**RECORDS SHOWN:**

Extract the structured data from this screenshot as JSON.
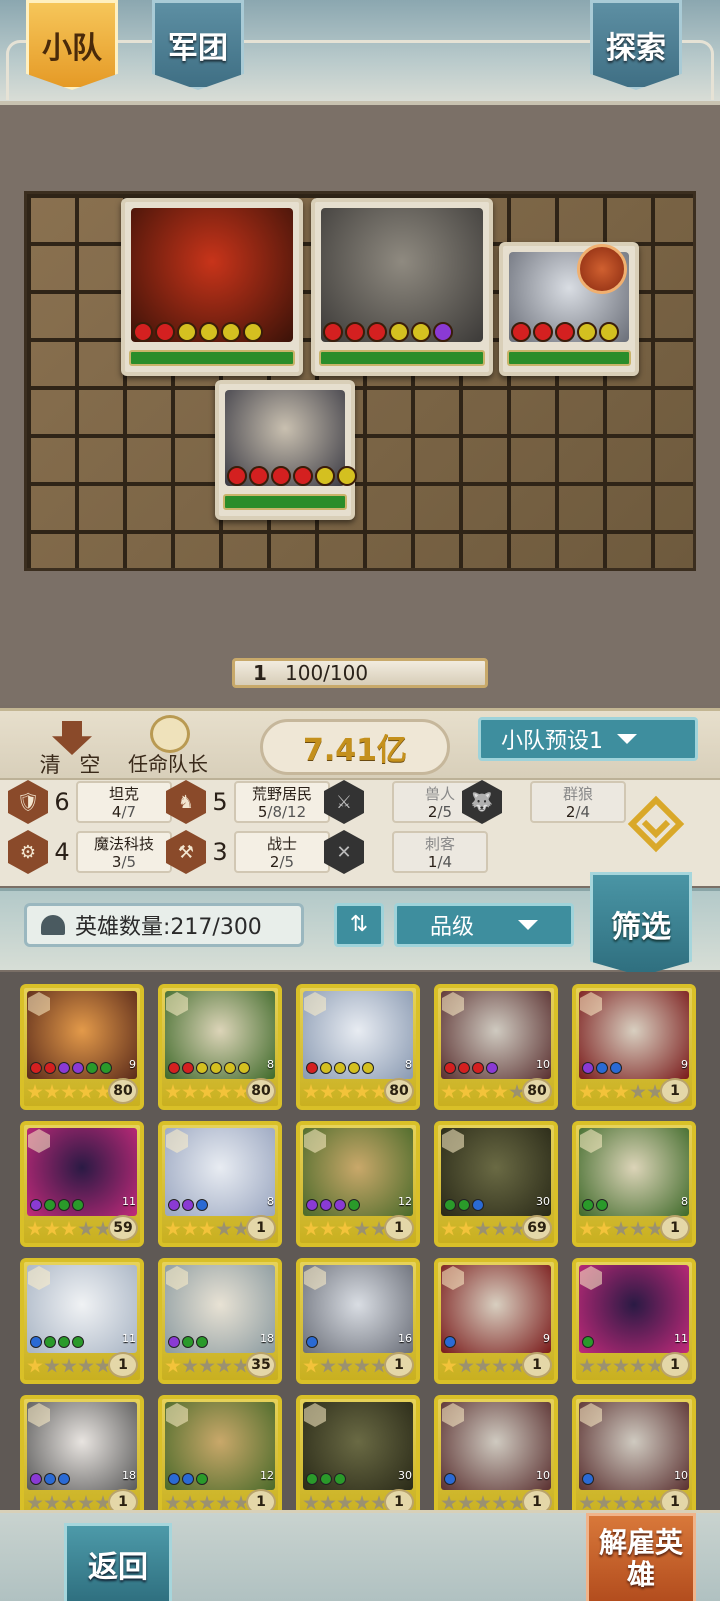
{
  "tabs": {
    "squad": "小队",
    "legion": "军团",
    "explore": "探索"
  },
  "board": {
    "level": "1",
    "progress": "100/100",
    "cards": [
      {
        "name": "fire-beast",
        "dots": [
          "#d42020",
          "#d42020",
          "#d4c020",
          "#d4c020",
          "#d4c020",
          "#d4c020"
        ],
        "colors": [
          "#c8341a",
          "#3a1208"
        ]
      },
      {
        "name": "stone-golem",
        "dots": [
          "#d42020",
          "#d42020",
          "#d42020",
          "#d4c020",
          "#d4c020",
          "#8a3ad4"
        ],
        "colors": [
          "#8f8a80",
          "#3c3a38"
        ]
      },
      {
        "name": "white-wolf",
        "dots": [
          "#d42020",
          "#d42020",
          "#d42020",
          "#d4c020",
          "#d4c020"
        ],
        "colors": [
          "#d9dde3",
          "#6a6e78"
        ]
      },
      {
        "name": "dark-wolf",
        "dots": [
          "#d42020",
          "#d42020",
          "#d42020",
          "#d42020",
          "#d4c020",
          "#d4c020"
        ],
        "colors": [
          "#c9c0b0",
          "#3a3a44"
        ]
      }
    ]
  },
  "captain": {
    "clear": "清 空",
    "appoint": "任命队长",
    "power": "7.41亿",
    "preset": "小队预设1"
  },
  "synergies": [
    {
      "count": "6",
      "name": "坦克",
      "cur": "4",
      "total": "/7",
      "icon": "🛡",
      "active": true
    },
    {
      "count": "5",
      "name": "荒野居民",
      "cur": "5",
      "total": "/8/12",
      "icon": "♞",
      "active": true
    },
    {
      "count": "",
      "name": "兽人",
      "cur": "2",
      "total": "/5",
      "icon": "⚔",
      "active": false
    },
    {
      "count": "",
      "name": "群狼",
      "cur": "2",
      "total": "/4",
      "icon": "🐺",
      "active": false
    },
    {
      "count": "4",
      "name": "魔法科技",
      "cur": "3",
      "total": "/5",
      "icon": "⚙",
      "active": true
    },
    {
      "count": "3",
      "name": "战士",
      "cur": "2",
      "total": "/5",
      "icon": "⚒",
      "active": true
    },
    {
      "count": "",
      "name": "刺客",
      "cur": "1",
      "total": "/4",
      "icon": "✕",
      "active": false
    }
  ],
  "toolbar": {
    "hero_count": "英雄数量:217/300",
    "sort": "⇅",
    "grade": "品级",
    "filter": "筛选"
  },
  "heroes": [
    {
      "stars": 5,
      "level": "80",
      "cost": "9",
      "dots": [
        "#d42020",
        "#d42020",
        "#8a3ad4",
        "#8a3ad4",
        "#2a9a2a",
        "#2a9a2a"
      ],
      "c1": "#e39a4a",
      "c2": "#5a2a1a"
    },
    {
      "stars": 5,
      "level": "80",
      "cost": "8",
      "dots": [
        "#d42020",
        "#d42020",
        "#d4c020",
        "#d4c020",
        "#d4c020",
        "#d4c020"
      ],
      "c1": "#dcd4b8",
      "c2": "#3f6a2a"
    },
    {
      "stars": 5,
      "level": "80",
      "cost": "8",
      "dots": [
        "#d42020",
        "#d4c020",
        "#d4c020",
        "#d4c020",
        "#d4c020"
      ],
      "c1": "#e8ecf2",
      "c2": "#8a9ab2"
    },
    {
      "stars": 4,
      "level": "80",
      "cost": "10",
      "dots": [
        "#d42020",
        "#d42020",
        "#d42020",
        "#8a3ad4"
      ],
      "c1": "#cfcac0",
      "c2": "#5a3030"
    },
    {
      "stars": 3,
      "level": "1",
      "cost": "9",
      "dots": [
        "#8a3ad4",
        "#2a6ad4",
        "#2a6ad4"
      ],
      "c1": "#d8cfc0",
      "c2": "#7a1a1a"
    },
    {
      "stars": 3,
      "level": "59",
      "cost": "11",
      "dots": [
        "#8a3ad4",
        "#2a9a2a",
        "#2a9a2a",
        "#2a9a2a"
      ],
      "c1": "#2a1a44",
      "c2": "#c22a7a"
    },
    {
      "stars": 3,
      "level": "1",
      "cost": "8",
      "dots": [
        "#8a3ad4",
        "#8a3ad4",
        "#2a6ad4"
      ],
      "c1": "#e8ecf2",
      "c2": "#9aa6c0"
    },
    {
      "stars": 3,
      "level": "1",
      "cost": "12",
      "dots": [
        "#8a3ad4",
        "#8a3ad4",
        "#8a3ad4",
        "#2a9a2a"
      ],
      "c1": "#c9a86a",
      "c2": "#4a6a2a"
    },
    {
      "stars": 2,
      "level": "69",
      "cost": "30",
      "dots": [
        "#2a9a2a",
        "#2a9a2a",
        "#2a6ad4"
      ],
      "c1": "#6a6a44",
      "c2": "#2a2a18"
    },
    {
      "stars": 2,
      "level": "1",
      "cost": "8",
      "dots": [
        "#2a9a2a",
        "#2a9a2a"
      ],
      "c1": "#dcd4b8",
      "c2": "#3f6a2a"
    },
    {
      "stars": 1,
      "level": "1",
      "cost": "11",
      "dots": [
        "#2a6ad4",
        "#2a9a2a",
        "#2a9a2a",
        "#2a9a2a"
      ],
      "c1": "#f0f2f4",
      "c2": "#a8b4c4"
    },
    {
      "stars": 1,
      "level": "35",
      "cost": "18",
      "dots": [
        "#8a3ad4",
        "#2a9a2a",
        "#2a9a2a"
      ],
      "c1": "#e8e2d4",
      "c2": "#8a9aa0"
    },
    {
      "stars": 1,
      "level": "1",
      "cost": "16",
      "dots": [
        "#2a6ad4"
      ],
      "c1": "#d9dde3",
      "c2": "#6a6e78"
    },
    {
      "stars": 1,
      "level": "1",
      "cost": "9",
      "dots": [
        "#2a6ad4"
      ],
      "c1": "#d8cfc0",
      "c2": "#7a1a1a"
    },
    {
      "stars": 0,
      "level": "1",
      "cost": "11",
      "dots": [
        "#2a9a2a"
      ],
      "c1": "#2a1a44",
      "c2": "#c22a7a"
    },
    {
      "stars": 0,
      "level": "1",
      "cost": "18",
      "dots": [
        "#8a3ad4",
        "#2a6ad4",
        "#2a6ad4"
      ],
      "c1": "#e8e4e0",
      "c2": "#5a5a5a"
    },
    {
      "stars": 0,
      "level": "1",
      "cost": "12",
      "dots": [
        "#2a6ad4",
        "#2a6ad4",
        "#2a9a2a"
      ],
      "c1": "#c9a86a",
      "c2": "#4a6a2a"
    },
    {
      "stars": 0,
      "level": "1",
      "cost": "30",
      "dots": [
        "#2a9a2a",
        "#2a9a2a",
        "#2a9a2a"
      ],
      "c1": "#6a6a44",
      "c2": "#2a2a18"
    },
    {
      "stars": 0,
      "level": "1",
      "cost": "10",
      "dots": [
        "#2a6ad4"
      ],
      "c1": "#cfcac0",
      "c2": "#5a3030"
    },
    {
      "stars": 0,
      "level": "1",
      "cost": "10",
      "dots": [
        "#2a6ad4"
      ],
      "c1": "#cfcac0",
      "c2": "#5a3030"
    }
  ],
  "footer": {
    "back": "返回",
    "dismiss": "解雇英雄"
  }
}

**CHALLENGE:** Copy the records above exactly. The pictures are not part of the copy.

**TASK ANSWER:**
Extract the structured data from this screenshot as JSON.
{
  "tabs": {
    "squad": "小队",
    "legion": "军团",
    "explore": "探索"
  },
  "board": {
    "level": "1",
    "progress": "100/100",
    "cards": [
      {
        "name": "fire-beast",
        "dots": [
          "#d42020",
          "#d42020",
          "#d4c020",
          "#d4c020",
          "#d4c020",
          "#d4c020"
        ],
        "colors": [
          "#c8341a",
          "#3a1208"
        ]
      },
      {
        "name": "stone-golem",
        "dots": [
          "#d42020",
          "#d42020",
          "#d42020",
          "#d4c020",
          "#d4c020",
          "#8a3ad4"
        ],
        "colors": [
          "#8f8a80",
          "#3c3a38"
        ]
      },
      {
        "name": "white-wolf",
        "dots": [
          "#d42020",
          "#d42020",
          "#d42020",
          "#d4c020",
          "#d4c020"
        ],
        "colors": [
          "#d9dde3",
          "#6a6e78"
        ]
      },
      {
        "name": "dark-wolf",
        "dots": [
          "#d42020",
          "#d42020",
          "#d42020",
          "#d42020",
          "#d4c020",
          "#d4c020"
        ],
        "colors": [
          "#c9c0b0",
          "#3a3a44"
        ]
      }
    ]
  },
  "captain": {
    "clear": "清 空",
    "appoint": "任命队长",
    "power": "7.41亿",
    "preset": "小队预设1"
  },
  "synergies": [
    {
      "count": "6",
      "name": "坦克",
      "cur": "4",
      "total": "/7",
      "icon": "🛡",
      "active": true
    },
    {
      "count": "5",
      "name": "荒野居民",
      "cur": "5",
      "total": "/8/12",
      "icon": "♞",
      "active": true
    },
    {
      "count": "",
      "name": "兽人",
      "cur": "2",
      "total": "/5",
      "icon": "⚔",
      "active": false
    },
    {
      "count": "",
      "name": "群狼",
      "cur": "2",
      "total": "/4",
      "icon": "🐺",
      "active": false
    },
    {
      "count": "4",
      "name": "魔法科技",
      "cur": "3",
      "total": "/5",
      "icon": "⚙",
      "active": true
    },
    {
      "count": "3",
      "name": "战士",
      "cur": "2",
      "total": "/5",
      "icon": "⚒",
      "active": true
    },
    {
      "count": "",
      "name": "刺客",
      "cur": "1",
      "total": "/4",
      "icon": "✕",
      "active": false
    }
  ],
  "toolbar": {
    "hero_count": "英雄数量:217/300",
    "sort": "⇅",
    "grade": "品级",
    "filter": "筛选"
  },
  "heroes": [
    {
      "stars": 5,
      "level": "80",
      "cost": "9",
      "dots": [
        "#d42020",
        "#d42020",
        "#8a3ad4",
        "#8a3ad4",
        "#2a9a2a",
        "#2a9a2a"
      ],
      "c1": "#e39a4a",
      "c2": "#5a2a1a"
    },
    {
      "stars": 5,
      "level": "80",
      "cost": "8",
      "dots": [
        "#d42020",
        "#d42020",
        "#d4c020",
        "#d4c020",
        "#d4c020",
        "#d4c020"
      ],
      "c1": "#dcd4b8",
      "c2": "#3f6a2a"
    },
    {
      "stars": 5,
      "level": "80",
      "cost": "8",
      "dots": [
        "#d42020",
        "#d4c020",
        "#d4c020",
        "#d4c020",
        "#d4c020"
      ],
      "c1": "#e8ecf2",
      "c2": "#8a9ab2"
    },
    {
      "stars": 4,
      "level": "80",
      "cost": "10",
      "dots": [
        "#d42020",
        "#d42020",
        "#d42020",
        "#8a3ad4"
      ],
      "c1": "#cfcac0",
      "c2": "#5a3030"
    },
    {
      "stars": 3,
      "level": "1",
      "cost": "9",
      "dots": [
        "#8a3ad4",
        "#2a6ad4",
        "#2a6ad4"
      ],
      "c1": "#d8cfc0",
      "c2": "#7a1a1a"
    },
    {
      "stars": 3,
      "level": "59",
      "cost": "11",
      "dots": [
        "#8a3ad4",
        "#2a9a2a",
        "#2a9a2a",
        "#2a9a2a"
      ],
      "c1": "#2a1a44",
      "c2": "#c22a7a"
    },
    {
      "stars": 3,
      "level": "1",
      "cost": "8",
      "dots": [
        "#8a3ad4",
        "#8a3ad4",
        "#2a6ad4"
      ],
      "c1": "#e8ecf2",
      "c2": "#9aa6c0"
    },
    {
      "stars": 3,
      "level": "1",
      "cost": "12",
      "dots": [
        "#8a3ad4",
        "#8a3ad4",
        "#8a3ad4",
        "#2a9a2a"
      ],
      "c1": "#c9a86a",
      "c2": "#4a6a2a"
    },
    {
      "stars": 2,
      "level": "69",
      "cost": "30",
      "dots": [
        "#2a9a2a",
        "#2a9a2a",
        "#2a6ad4"
      ],
      "c1": "#6a6a44",
      "c2": "#2a2a18"
    },
    {
      "stars": 2,
      "level": "1",
      "cost": "8",
      "dots": [
        "#2a9a2a",
        "#2a9a2a"
      ],
      "c1": "#dcd4b8",
      "c2": "#3f6a2a"
    },
    {
      "stars": 1,
      "level": "1",
      "cost": "11",
      "dots": [
        "#2a6ad4",
        "#2a9a2a",
        "#2a9a2a",
        "#2a9a2a"
      ],
      "c1": "#f0f2f4",
      "c2": "#a8b4c4"
    },
    {
      "stars": 1,
      "level": "35",
      "cost": "18",
      "dots": [
        "#8a3ad4",
        "#2a9a2a",
        "#2a9a2a"
      ],
      "c1": "#e8e2d4",
      "c2": "#8a9aa0"
    },
    {
      "stars": 1,
      "level": "1",
      "cost": "16",
      "dots": [
        "#2a6ad4"
      ],
      "c1": "#d9dde3",
      "c2": "#6a6e78"
    },
    {
      "stars": 1,
      "level": "1",
      "cost": "9",
      "dots": [
        "#2a6ad4"
      ],
      "c1": "#d8cfc0",
      "c2": "#7a1a1a"
    },
    {
      "stars": 0,
      "level": "1",
      "cost": "11",
      "dots": [
        "#2a9a2a"
      ],
      "c1": "#2a1a44",
      "c2": "#c22a7a"
    },
    {
      "stars": 0,
      "level": "1",
      "cost": "18",
      "dots": [
        "#8a3ad4",
        "#2a6ad4",
        "#2a6ad4"
      ],
      "c1": "#e8e4e0",
      "c2": "#5a5a5a"
    },
    {
      "stars": 0,
      "level": "1",
      "cost": "12",
      "dots": [
        "#2a6ad4",
        "#2a6ad4",
        "#2a9a2a"
      ],
      "c1": "#c9a86a",
      "c2": "#4a6a2a"
    },
    {
      "stars": 0,
      "level": "1",
      "cost": "30",
      "dots": [
        "#2a9a2a",
        "#2a9a2a",
        "#2a9a2a"
      ],
      "c1": "#6a6a44",
      "c2": "#2a2a18"
    },
    {
      "stars": 0,
      "level": "1",
      "cost": "10",
      "dots": [
        "#2a6ad4"
      ],
      "c1": "#cfcac0",
      "c2": "#5a3030"
    },
    {
      "stars": 0,
      "level": "1",
      "cost": "10",
      "dots": [
        "#2a6ad4"
      ],
      "c1": "#cfcac0",
      "c2": "#5a3030"
    }
  ],
  "footer": {
    "back": "返回",
    "dismiss": "解雇英雄"
  }
}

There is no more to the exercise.